Extract the full set of records, then give each one again exactly.

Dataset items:
════

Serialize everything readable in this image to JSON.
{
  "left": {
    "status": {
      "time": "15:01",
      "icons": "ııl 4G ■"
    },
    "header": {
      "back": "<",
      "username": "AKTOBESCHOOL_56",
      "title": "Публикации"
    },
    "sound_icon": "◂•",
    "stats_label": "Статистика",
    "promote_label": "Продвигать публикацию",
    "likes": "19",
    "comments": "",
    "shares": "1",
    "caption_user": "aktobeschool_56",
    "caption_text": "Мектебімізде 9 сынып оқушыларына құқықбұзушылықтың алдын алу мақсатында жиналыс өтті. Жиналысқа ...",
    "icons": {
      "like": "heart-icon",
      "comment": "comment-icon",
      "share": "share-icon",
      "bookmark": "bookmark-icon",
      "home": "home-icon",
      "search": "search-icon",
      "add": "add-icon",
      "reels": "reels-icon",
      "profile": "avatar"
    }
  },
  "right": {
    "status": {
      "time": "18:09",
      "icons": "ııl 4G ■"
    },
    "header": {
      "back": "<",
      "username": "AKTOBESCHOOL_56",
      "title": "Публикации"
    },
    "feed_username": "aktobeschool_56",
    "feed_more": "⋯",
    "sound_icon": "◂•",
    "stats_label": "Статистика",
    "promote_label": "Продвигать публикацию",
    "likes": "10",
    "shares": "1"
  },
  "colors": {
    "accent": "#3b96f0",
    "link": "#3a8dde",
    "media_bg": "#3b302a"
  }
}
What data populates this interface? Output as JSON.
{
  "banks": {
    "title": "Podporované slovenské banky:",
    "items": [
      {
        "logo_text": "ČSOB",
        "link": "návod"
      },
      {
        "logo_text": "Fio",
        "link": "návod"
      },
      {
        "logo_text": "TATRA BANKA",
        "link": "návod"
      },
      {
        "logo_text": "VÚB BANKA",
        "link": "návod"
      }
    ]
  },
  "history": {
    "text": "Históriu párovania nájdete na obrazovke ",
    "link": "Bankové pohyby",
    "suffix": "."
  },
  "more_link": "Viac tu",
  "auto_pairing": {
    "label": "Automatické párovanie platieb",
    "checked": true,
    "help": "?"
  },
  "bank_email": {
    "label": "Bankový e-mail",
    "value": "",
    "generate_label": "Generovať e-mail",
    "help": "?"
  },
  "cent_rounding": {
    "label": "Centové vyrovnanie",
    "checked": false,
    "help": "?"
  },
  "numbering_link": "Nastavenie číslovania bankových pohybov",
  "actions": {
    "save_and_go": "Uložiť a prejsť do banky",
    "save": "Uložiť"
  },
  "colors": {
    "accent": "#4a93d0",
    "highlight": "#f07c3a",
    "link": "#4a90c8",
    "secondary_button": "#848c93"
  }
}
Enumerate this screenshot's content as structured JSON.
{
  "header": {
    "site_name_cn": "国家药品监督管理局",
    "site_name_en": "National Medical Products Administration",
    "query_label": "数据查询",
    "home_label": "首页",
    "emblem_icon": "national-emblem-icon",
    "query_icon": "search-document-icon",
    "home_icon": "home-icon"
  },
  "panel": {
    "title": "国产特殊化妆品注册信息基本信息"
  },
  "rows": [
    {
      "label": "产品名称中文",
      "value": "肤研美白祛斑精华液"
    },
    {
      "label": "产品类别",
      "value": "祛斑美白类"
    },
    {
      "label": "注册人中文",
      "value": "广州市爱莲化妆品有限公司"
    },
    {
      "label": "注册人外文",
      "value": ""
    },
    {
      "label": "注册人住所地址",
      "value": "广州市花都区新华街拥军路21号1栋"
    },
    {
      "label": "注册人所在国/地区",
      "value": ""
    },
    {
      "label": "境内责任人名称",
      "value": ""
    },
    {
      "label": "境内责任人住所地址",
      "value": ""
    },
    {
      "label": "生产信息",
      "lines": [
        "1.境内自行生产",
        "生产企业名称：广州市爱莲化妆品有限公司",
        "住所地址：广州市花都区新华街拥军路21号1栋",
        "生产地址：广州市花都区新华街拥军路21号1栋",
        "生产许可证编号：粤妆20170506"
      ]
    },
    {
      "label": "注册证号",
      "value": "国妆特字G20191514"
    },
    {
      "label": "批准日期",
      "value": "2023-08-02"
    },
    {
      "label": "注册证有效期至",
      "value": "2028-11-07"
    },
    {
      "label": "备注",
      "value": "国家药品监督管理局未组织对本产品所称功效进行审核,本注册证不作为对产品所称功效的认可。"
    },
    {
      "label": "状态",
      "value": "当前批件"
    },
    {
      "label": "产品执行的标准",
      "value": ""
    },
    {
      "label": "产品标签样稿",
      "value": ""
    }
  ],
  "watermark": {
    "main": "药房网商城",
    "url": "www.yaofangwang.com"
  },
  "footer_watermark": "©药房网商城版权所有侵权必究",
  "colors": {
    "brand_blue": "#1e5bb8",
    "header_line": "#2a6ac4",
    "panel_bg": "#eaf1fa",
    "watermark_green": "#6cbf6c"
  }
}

════

▶ **The result**
Serialize everything readable in this image to JSON.
{
  "left": {
    "status": {
      "time": "15:01",
      "icons": "ııl 4G ■"
    },
    "header": {
      "back": "<",
      "username": "AKTOBESCHOOL_56",
      "title": "Публикации"
    },
    "sound_icon": "◂•",
    "stats_label": "Статистика",
    "promote_label": "Продвигать публикацию",
    "likes": "19",
    "comments": "",
    "shares": "1",
    "caption_user": "aktobeschool_56",
    "caption_text": "Мектебімізде 9 сынып оқушыларына құқықбұзушылықтың алдын алу мақсатында жиналыс өтті. Жиналысқа ...",
    "icons": {
      "like": "heart-icon",
      "comment": "comment-icon",
      "share": "share-icon",
      "bookmark": "bookmark-icon",
      "home": "home-icon",
      "search": "search-icon",
      "add": "add-icon",
      "reels": "reels-icon",
      "profile": "avatar"
    }
  },
  "right": {
    "status": {
      "time": "18:09",
      "icons": "ııl 4G ■"
    },
    "header": {
      "back": "<",
      "username": "AKTOBESCHOOL_56",
      "title": "Публикации"
    },
    "feed_username": "aktobeschool_56",
    "feed_more": "⋯",
    "sound_icon": "◂•",
    "stats_label": "Статистика",
    "promote_label": "Продвигать публикацию",
    "likes": "10",
    "shares": "1"
  },
  "colors": {
    "accent": "#3b96f0",
    "link": "#3a8dde",
    "media_bg": "#3b302a"
  }
}
What data populates this interface? Output as JSON.
{
  "banks": {
    "title": "Podporované slovenské banky:",
    "items": [
      {
        "logo_text": "ČSOB",
        "link": "návod"
      },
      {
        "logo_text": "Fio",
        "link": "návod"
      },
      {
        "logo_text": "TATRA BANKA",
        "link": "návod"
      },
      {
        "logo_text": "VÚB BANKA",
        "link": "návod"
      }
    ]
  },
  "history": {
    "text": "Históriu párovania nájdete na obrazovke ",
    "link": "Bankové pohyby",
    "suffix": "."
  },
  "more_link": "Viac tu",
  "auto_pairing": {
    "label": "Automatické párovanie platieb",
    "checked": true,
    "help": "?"
  },
  "bank_email": {
    "label": "Bankový e-mail",
    "value": "",
    "generate_label": "Generovať e-mail",
    "help": "?"
  },
  "cent_rounding": {
    "label": "Centové vyrovnanie",
    "checked": false,
    "help": "?"
  },
  "numbering_link": "Nastavenie číslovania bankových pohybov",
  "actions": {
    "save_and_go": "Uložiť a prejsť do banky",
    "save": "Uložiť"
  },
  "colors": {
    "accent": "#4a93d0",
    "highlight": "#f07c3a",
    "link": "#4a90c8",
    "secondary_button": "#848c93"
  }
}
Enumerate this screenshot's content as structured JSON.
{
  "header": {
    "site_name_cn": "国家药品监督管理局",
    "site_name_en": "National Medical Products Administration",
    "query_label": "数据查询",
    "home_label": "首页",
    "emblem_icon": "national-emblem-icon",
    "query_icon": "search-document-icon",
    "home_icon": "home-icon"
  },
  "panel": {
    "title": "国产特殊化妆品注册信息基本信息"
  },
  "rows": [
    {
      "label": "产品名称中文",
      "value": "肤研美白祛斑精华液"
    },
    {
      "label": "产品类别",
      "value": "祛斑美白类"
    },
    {
      "label": "注册人中文",
      "value": "广州市爱莲化妆品有限公司"
    },
    {
      "label": "注册人外文",
      "value": ""
    },
    {
      "label": "注册人住所地址",
      "value": "广州市花都区新华街拥军路21号1栋"
    },
    {
      "label": "注册人所在国/地区",
      "value": ""
    },
    {
      "label": "境内责任人名称",
      "value": ""
    },
    {
      "label": "境内责任人住所地址",
      "value": ""
    },
    {
      "label": "生产信息",
      "lines": [
        "1.境内自行生产",
        "生产企业名称：广州市爱莲化妆品有限公司",
        "住所地址：广州市花都区新华街拥军路21号1栋",
        "生产地址：广州市花都区新华街拥军路21号1栋",
        "生产许可证编号：粤妆20170506"
      ]
    },
    {
      "label": "注册证号",
      "value": "国妆特字G20191514"
    },
    {
      "label": "批准日期",
      "value": "2023-08-02"
    },
    {
      "label": "注册证有效期至",
      "value": "2028-11-07"
    },
    {
      "label": "备注",
      "value": "国家药品监督管理局未组织对本产品所称功效进行审核,本注册证不作为对产品所称功效的认可。"
    },
    {
      "label": "状态",
      "value": "当前批件"
    },
    {
      "label": "产品执行的标准",
      "value": ""
    },
    {
      "label": "产品标签样稿",
      "value": ""
    }
  ],
  "watermark": {
    "main": "药房网商城",
    "url": "www.yaofangwang.com"
  },
  "footer_watermark": "©药房网商城版权所有侵权必究",
  "colors": {
    "brand_blue": "#1e5bb8",
    "header_line": "#2a6ac4",
    "panel_bg": "#eaf1fa",
    "watermark_green": "#6cbf6c"
  }
}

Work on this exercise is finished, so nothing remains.